Problem description: Scan the listing beneath this sentence. Report each line with the word "JSON".

Information:
# # # # #

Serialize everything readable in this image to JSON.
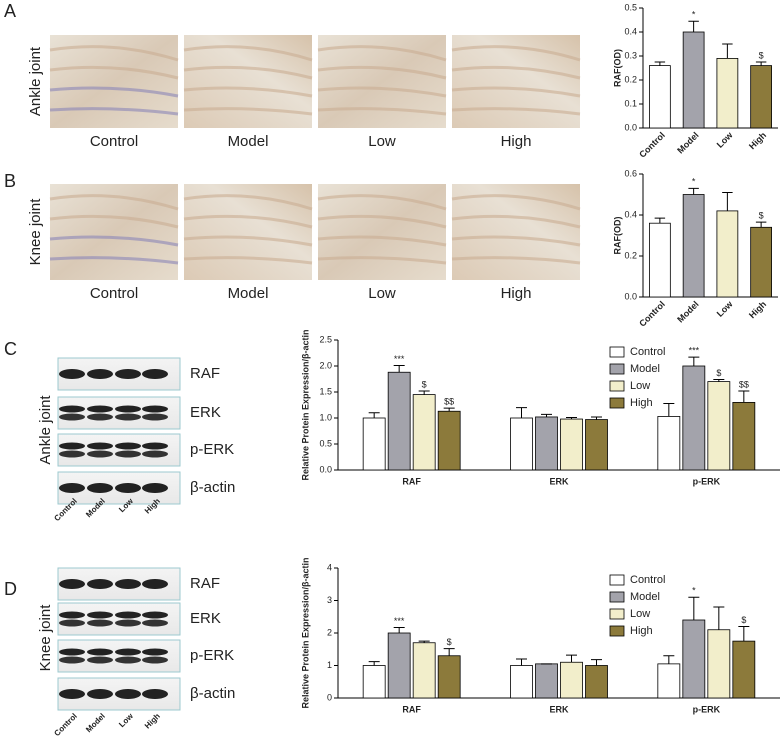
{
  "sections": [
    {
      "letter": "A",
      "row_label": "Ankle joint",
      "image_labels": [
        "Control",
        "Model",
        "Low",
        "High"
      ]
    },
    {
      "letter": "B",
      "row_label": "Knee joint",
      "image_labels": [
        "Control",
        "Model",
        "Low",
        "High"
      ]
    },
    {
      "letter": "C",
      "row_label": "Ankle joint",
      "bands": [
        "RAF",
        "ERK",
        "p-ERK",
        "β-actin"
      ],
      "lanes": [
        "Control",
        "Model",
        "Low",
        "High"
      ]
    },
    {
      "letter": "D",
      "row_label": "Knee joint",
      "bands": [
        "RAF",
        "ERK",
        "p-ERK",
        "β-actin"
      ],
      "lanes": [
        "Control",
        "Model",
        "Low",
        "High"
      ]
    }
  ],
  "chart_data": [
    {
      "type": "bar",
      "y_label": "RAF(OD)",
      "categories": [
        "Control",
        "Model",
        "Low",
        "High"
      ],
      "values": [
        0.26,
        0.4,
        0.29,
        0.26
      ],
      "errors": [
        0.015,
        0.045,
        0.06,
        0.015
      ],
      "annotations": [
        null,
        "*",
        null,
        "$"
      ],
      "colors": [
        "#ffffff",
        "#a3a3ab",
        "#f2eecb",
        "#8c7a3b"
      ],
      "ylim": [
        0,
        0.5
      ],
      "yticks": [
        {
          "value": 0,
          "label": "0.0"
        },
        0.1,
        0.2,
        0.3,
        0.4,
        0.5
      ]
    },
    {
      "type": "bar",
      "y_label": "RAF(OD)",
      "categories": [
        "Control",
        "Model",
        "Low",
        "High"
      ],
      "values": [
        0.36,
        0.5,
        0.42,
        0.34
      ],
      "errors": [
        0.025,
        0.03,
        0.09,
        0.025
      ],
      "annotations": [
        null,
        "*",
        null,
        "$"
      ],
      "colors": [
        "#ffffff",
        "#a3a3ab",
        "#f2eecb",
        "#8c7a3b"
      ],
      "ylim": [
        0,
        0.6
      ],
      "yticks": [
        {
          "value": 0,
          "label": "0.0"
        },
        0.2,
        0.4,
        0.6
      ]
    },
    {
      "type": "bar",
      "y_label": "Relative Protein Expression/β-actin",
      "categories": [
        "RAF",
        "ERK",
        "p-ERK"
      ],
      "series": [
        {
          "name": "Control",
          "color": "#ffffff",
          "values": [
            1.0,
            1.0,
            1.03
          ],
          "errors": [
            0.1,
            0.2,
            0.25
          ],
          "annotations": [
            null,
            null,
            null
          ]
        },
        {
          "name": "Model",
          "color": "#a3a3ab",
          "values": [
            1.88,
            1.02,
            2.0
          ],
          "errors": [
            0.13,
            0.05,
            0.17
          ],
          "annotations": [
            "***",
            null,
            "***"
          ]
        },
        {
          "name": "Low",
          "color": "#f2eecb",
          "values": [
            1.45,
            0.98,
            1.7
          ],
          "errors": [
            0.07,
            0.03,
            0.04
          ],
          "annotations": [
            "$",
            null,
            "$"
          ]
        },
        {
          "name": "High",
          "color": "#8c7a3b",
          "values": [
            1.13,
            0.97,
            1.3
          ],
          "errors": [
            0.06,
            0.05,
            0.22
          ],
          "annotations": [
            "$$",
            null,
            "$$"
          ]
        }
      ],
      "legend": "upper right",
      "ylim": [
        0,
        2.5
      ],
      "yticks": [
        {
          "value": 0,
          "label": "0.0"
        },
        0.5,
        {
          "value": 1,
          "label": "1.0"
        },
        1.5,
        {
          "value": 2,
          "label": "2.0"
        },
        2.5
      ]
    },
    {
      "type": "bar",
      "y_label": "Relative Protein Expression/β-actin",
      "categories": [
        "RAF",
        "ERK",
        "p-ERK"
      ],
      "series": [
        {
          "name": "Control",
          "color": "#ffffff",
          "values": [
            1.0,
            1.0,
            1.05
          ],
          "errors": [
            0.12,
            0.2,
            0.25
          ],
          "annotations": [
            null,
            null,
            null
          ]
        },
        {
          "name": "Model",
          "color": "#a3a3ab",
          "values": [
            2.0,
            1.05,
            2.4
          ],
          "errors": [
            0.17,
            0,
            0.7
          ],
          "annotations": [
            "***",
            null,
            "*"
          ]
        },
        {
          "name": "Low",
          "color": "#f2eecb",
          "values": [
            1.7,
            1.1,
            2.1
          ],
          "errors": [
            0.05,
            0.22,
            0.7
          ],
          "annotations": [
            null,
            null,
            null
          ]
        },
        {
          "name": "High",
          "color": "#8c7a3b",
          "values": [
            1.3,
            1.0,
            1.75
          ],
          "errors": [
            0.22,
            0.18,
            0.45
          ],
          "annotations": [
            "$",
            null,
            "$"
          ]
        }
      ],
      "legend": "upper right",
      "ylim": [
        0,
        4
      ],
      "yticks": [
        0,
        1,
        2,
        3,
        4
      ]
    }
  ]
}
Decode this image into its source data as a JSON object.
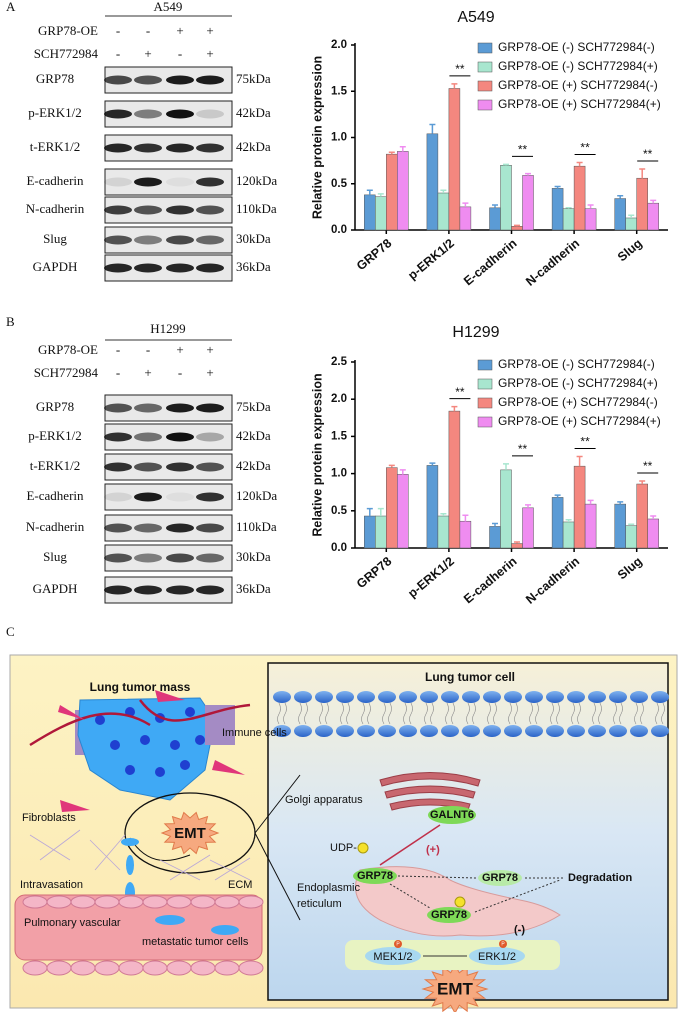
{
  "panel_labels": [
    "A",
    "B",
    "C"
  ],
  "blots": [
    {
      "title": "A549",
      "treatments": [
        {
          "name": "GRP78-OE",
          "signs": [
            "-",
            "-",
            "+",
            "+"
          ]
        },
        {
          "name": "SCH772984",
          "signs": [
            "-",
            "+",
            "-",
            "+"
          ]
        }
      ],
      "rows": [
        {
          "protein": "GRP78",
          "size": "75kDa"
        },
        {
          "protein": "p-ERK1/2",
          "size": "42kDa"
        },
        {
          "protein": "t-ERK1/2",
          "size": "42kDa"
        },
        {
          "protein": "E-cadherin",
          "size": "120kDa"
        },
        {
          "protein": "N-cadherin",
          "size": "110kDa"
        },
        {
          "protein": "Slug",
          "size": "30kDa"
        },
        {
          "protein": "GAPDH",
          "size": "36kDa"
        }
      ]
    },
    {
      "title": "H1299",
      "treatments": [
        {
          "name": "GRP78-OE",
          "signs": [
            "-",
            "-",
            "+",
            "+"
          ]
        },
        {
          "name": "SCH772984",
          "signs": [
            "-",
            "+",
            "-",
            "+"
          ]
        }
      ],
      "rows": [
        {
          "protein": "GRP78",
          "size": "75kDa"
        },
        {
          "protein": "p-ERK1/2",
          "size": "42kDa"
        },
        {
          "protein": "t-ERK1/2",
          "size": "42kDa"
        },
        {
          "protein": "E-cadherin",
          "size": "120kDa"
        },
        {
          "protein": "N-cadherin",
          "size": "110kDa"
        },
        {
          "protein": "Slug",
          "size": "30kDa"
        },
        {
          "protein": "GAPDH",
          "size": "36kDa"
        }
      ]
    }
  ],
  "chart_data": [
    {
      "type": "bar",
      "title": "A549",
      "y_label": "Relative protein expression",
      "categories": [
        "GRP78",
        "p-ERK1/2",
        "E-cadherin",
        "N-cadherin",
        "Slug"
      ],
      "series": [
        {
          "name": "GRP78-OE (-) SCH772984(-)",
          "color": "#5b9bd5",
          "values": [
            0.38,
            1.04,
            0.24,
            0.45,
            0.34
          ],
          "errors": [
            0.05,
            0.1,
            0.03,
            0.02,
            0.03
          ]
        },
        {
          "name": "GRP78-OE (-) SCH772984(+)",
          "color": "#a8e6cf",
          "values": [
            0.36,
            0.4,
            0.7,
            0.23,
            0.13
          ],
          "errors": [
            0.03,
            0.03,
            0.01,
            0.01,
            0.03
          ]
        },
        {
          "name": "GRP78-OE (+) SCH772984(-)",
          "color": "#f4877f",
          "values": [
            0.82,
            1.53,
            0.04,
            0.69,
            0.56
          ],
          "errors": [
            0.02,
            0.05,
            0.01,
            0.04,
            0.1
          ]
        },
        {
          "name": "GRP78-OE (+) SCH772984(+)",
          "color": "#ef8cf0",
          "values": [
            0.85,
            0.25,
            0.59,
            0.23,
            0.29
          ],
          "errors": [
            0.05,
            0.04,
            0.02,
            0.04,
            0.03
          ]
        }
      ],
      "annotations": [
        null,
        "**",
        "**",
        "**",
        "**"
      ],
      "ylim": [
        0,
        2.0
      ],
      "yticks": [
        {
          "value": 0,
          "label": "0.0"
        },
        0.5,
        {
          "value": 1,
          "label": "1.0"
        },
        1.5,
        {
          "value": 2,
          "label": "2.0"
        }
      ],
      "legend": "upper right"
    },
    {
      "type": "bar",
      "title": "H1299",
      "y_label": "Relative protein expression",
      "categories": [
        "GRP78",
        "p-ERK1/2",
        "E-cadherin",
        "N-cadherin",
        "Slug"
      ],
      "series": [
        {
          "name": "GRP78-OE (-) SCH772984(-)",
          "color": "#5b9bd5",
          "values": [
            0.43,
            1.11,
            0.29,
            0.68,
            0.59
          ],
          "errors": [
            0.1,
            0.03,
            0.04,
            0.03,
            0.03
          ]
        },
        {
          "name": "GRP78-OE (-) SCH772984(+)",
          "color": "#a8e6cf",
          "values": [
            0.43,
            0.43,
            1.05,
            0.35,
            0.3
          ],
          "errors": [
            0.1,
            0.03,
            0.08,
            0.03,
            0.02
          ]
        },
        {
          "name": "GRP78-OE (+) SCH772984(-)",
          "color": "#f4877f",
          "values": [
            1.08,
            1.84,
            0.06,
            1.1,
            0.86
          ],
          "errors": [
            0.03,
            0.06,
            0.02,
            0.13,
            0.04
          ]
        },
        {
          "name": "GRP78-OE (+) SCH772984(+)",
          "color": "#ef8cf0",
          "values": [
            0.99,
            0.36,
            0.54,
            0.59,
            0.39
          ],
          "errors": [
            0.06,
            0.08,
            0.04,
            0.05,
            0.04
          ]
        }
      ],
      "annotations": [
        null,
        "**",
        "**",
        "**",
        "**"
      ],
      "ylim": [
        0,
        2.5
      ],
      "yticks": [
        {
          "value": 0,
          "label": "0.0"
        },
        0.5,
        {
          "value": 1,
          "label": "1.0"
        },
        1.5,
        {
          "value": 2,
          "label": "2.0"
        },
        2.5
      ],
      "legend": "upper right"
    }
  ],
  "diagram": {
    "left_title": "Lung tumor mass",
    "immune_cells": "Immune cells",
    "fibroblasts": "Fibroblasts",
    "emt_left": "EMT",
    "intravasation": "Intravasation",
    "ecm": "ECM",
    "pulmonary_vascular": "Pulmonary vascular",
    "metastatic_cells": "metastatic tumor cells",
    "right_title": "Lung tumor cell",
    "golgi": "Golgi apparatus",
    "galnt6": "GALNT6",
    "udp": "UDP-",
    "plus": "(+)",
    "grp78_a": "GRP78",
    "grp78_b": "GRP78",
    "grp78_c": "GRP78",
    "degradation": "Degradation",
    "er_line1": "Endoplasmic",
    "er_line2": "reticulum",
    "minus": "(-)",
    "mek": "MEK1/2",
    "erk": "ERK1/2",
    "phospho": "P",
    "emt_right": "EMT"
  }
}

# # # # #

Exercise answer:
Serialize everything readable in this image to JSON.
Decode this image into its source data as a JSON object.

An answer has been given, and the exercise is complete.